[GIVEN REQUEST]
Copy out the listing that follows, exact in every word, and skip the images.

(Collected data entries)

[START]

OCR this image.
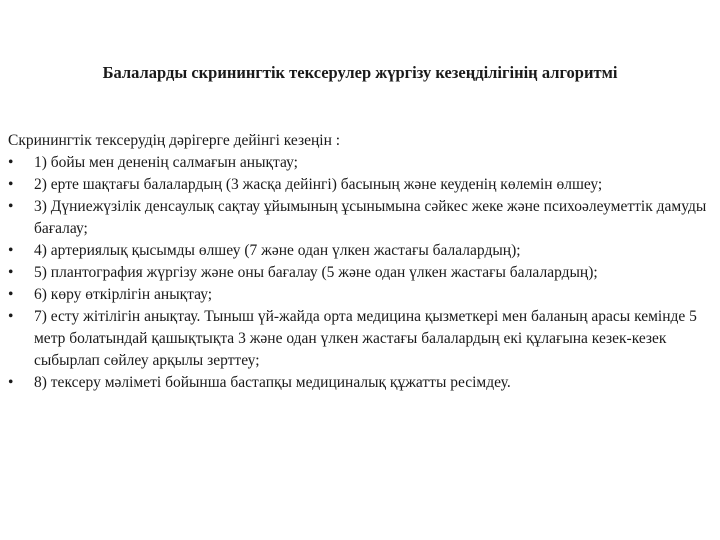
Балаларды скринингтік тексерулер жүргізу кезеңділігінің алгоритмі
Скринингтік тексерудің дәрігерге дейінгі кезеңін :
•	1) бойы мен дененің салмағын анықтау;
•	2) ерте шақтағы балалардың (3 жасқа дейінгі) басының және кеуденің көлемін өлшеу;
•	3) Дүниежүзілік денсаулық сақтау ұйымының ұсынымына сәйкес жеке және психоәлеуметтік дамуды бағалау;
•	4) артериялық қысымды өлшеу (7 және одан үлкен жастағы балалардың);
•	5) плантография жүргізу және оны бағалау (5 және одан үлкен жастағы балалардың);
•	6) көру өткірлігін анықтау;
•	7) есту жітілігін анықтау. Тыныш үй-жайда орта медицина қызметкері мен баланың арасы кемінде 5 метр болатындай қашықтықта 3 және одан үлкен жастағы балалардың екі құлағына кезек-кезек сыбырлап сөйлеу арқылы зерттеу;
•	8) тексеру мәліметі бойынша бастапқы медициналық құжатты ресімдеу.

[END]

[RESULT]
OCR this image.
Балаларды скринингтік тексерулер жүргізу кезеңділігінің алгоритмі
Скринингтік тексерудің дәрігерге дейінгі кезеңін :
•	1) бойы мен дененің салмағын анықтау;
•	2) ерте шақтағы балалардың (3 жасқа дейінгі) басының және кеуденің көлемін өлшеу;
•	3) Дүниежүзілік денсаулық сақтау ұйымының ұсынымына сәйкес жеке және психоәлеуметтік дамуды бағалау;
•	4) артериялық қысымды өлшеу (7 және одан үлкен жастағы балалардың);
•	5) плантография жүргізу және оны бағалау (5 және одан үлкен жастағы балалардың);
•	6) көру өткірлігін анықтау;
•	7) есту жітілігін анықтау. Тыныш үй-жайда орта медицина қызметкері мен баланың арасы кемінде 5 метр болатындай қашықтықта 3 және одан үлкен жастағы балалардың екі құлағына кезек-кезек сыбырлап сөйлеу арқылы зерттеу;
•	8) тексеру мәліметі бойынша бастапқы медициналық құжатты ресімдеу.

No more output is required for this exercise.